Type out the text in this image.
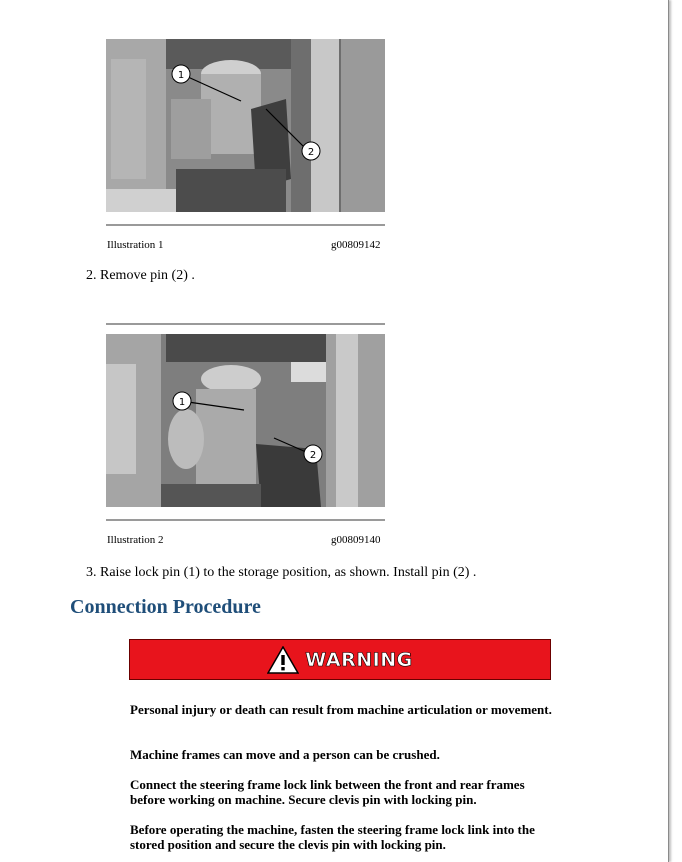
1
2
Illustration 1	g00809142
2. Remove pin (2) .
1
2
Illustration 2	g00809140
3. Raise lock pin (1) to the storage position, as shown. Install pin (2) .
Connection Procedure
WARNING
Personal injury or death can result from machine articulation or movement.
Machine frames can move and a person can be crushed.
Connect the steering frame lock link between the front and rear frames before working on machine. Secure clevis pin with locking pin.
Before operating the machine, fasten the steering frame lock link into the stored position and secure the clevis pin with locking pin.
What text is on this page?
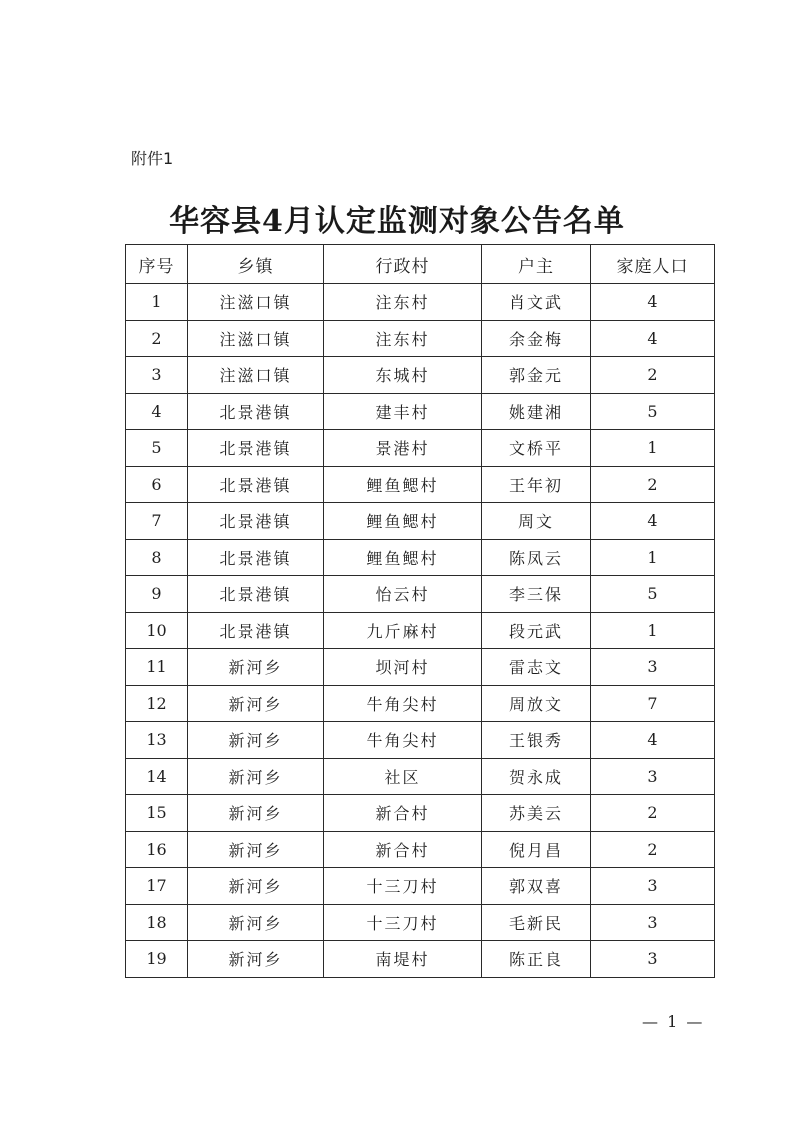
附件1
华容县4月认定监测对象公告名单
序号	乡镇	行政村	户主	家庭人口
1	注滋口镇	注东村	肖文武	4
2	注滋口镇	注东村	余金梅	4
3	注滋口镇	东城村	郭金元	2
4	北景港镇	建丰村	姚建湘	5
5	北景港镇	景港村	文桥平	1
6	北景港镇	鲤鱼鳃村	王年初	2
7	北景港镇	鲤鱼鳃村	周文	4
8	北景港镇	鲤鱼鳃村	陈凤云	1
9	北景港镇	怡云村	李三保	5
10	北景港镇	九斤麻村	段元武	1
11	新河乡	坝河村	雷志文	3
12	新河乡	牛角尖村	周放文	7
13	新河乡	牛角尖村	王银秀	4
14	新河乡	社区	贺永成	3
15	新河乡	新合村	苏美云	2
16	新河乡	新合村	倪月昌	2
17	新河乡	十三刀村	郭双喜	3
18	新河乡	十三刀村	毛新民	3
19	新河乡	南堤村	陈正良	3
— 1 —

::::

**Stated exercise**:
Examine the listing and say how many of its lines contain the string "with". Give the number alone.

**Exercise answer**:
2